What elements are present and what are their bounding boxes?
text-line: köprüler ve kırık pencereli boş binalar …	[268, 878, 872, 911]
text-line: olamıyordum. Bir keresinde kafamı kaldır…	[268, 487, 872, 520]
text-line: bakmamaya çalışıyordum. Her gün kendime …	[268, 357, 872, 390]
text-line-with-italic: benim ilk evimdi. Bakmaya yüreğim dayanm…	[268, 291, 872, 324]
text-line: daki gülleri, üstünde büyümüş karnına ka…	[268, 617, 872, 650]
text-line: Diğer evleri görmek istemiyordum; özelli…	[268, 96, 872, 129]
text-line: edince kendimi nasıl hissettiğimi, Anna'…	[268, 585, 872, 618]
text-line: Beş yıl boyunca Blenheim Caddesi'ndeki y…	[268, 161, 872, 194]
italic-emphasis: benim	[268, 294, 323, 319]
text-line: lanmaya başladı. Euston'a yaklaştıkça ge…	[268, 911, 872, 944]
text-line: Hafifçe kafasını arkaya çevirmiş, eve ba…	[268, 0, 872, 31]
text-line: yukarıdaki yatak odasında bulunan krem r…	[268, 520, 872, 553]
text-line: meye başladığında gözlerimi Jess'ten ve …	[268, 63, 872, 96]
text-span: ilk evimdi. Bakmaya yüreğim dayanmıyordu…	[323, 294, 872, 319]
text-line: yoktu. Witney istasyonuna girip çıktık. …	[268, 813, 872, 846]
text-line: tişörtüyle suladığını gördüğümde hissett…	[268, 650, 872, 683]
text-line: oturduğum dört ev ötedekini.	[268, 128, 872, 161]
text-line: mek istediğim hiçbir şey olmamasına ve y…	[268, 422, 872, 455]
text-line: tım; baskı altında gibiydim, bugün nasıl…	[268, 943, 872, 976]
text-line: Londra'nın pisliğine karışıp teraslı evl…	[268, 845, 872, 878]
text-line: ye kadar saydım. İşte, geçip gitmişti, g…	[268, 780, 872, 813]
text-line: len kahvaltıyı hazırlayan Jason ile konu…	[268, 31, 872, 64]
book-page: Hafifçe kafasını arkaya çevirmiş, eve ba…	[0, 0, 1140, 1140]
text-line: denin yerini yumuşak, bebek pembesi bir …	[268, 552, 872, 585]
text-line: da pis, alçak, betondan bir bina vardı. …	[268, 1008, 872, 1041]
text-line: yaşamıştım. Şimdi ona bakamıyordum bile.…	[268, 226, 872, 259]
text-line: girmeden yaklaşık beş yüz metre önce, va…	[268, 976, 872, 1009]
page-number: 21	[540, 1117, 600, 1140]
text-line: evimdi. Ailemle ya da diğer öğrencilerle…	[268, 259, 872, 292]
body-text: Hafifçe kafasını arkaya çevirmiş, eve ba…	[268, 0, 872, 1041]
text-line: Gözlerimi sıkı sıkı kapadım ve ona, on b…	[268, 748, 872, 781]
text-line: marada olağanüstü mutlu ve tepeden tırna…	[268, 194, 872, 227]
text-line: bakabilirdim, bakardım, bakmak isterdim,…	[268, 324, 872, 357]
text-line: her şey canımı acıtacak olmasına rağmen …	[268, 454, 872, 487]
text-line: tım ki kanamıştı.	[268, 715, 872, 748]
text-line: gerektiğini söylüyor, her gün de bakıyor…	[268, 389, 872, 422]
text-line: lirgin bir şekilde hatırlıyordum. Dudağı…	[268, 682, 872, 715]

####################

## PROBLEM TO WORK ON
Copy every line of the records above word for word.

## TASK ANSWER
What elements are present and what are their bounding boxes?
text-line: köprüler ve kırık pencereli boş binalar …	[268, 878, 872, 911]
text-line: olamıyordum. Bir keresinde kafamı kaldır…	[268, 487, 872, 520]
text-line: bakmamaya çalışıyordum. Her gün kendime …	[268, 357, 872, 390]
text-line-with-italic: benim ilk evimdi. Bakmaya yüreğim dayanm…	[268, 291, 872, 324]
text-line: daki gülleri, üstünde büyümüş karnına ka…	[268, 617, 872, 650]
text-line: Diğer evleri görmek istemiyordum; özelli…	[268, 96, 872, 129]
text-line: edince kendimi nasıl hissettiğimi, Anna'…	[268, 585, 872, 618]
text-line: Beş yıl boyunca Blenheim Caddesi'ndeki y…	[268, 161, 872, 194]
italic-emphasis: benim	[268, 294, 323, 319]
text-line: lanmaya başladı. Euston'a yaklaştıkça ge…	[268, 911, 872, 944]
text-line: Hafifçe kafasını arkaya çevirmiş, eve ba…	[268, 0, 872, 31]
text-line: yukarıdaki yatak odasında bulunan krem r…	[268, 520, 872, 553]
text-line: meye başladığında gözlerimi Jess'ten ve …	[268, 63, 872, 96]
text-span: ilk evimdi. Bakmaya yüreğim dayanmıyordu…	[323, 294, 872, 319]
text-line: yoktu. Witney istasyonuna girip çıktık. …	[268, 813, 872, 846]
text-line: tişörtüyle suladığını gördüğümde hissett…	[268, 650, 872, 683]
text-line: oturduğum dört ev ötedekini.	[268, 128, 872, 161]
text-line: mek istediğim hiçbir şey olmamasına ve y…	[268, 422, 872, 455]
text-line: tım; baskı altında gibiydim, bugün nasıl…	[268, 943, 872, 976]
text-line: Londra'nın pisliğine karışıp teraslı evl…	[268, 845, 872, 878]
text-line: ye kadar saydım. İşte, geçip gitmişti, g…	[268, 780, 872, 813]
text-line: len kahvaltıyı hazırlayan Jason ile konu…	[268, 31, 872, 64]
book-page: Hafifçe kafasını arkaya çevirmiş, eve ba…	[0, 0, 1140, 1140]
text-line: denin yerini yumuşak, bebek pembesi bir …	[268, 552, 872, 585]
text-line: da pis, alçak, betondan bir bina vardı. …	[268, 1008, 872, 1041]
text-line: yaşamıştım. Şimdi ona bakamıyordum bile.…	[268, 226, 872, 259]
text-line: girmeden yaklaşık beş yüz metre önce, va…	[268, 976, 872, 1009]
page-number: 21	[540, 1117, 600, 1140]
text-line: evimdi. Ailemle ya da diğer öğrencilerle…	[268, 259, 872, 292]
body-text: Hafifçe kafasını arkaya çevirmiş, eve ba…	[268, 0, 872, 1041]
text-line: Gözlerimi sıkı sıkı kapadım ve ona, on b…	[268, 748, 872, 781]
text-line: marada olağanüstü mutlu ve tepeden tırna…	[268, 194, 872, 227]
text-line: bakabilirdim, bakardım, bakmak isterdim,…	[268, 324, 872, 357]
text-line: her şey canımı acıtacak olmasına rağmen …	[268, 454, 872, 487]
text-line: tım ki kanamıştı.	[268, 715, 872, 748]
text-line: gerektiğini söylüyor, her gün de bakıyor…	[268, 389, 872, 422]
text-line: lirgin bir şekilde hatırlıyordum. Dudağı…	[268, 682, 872, 715]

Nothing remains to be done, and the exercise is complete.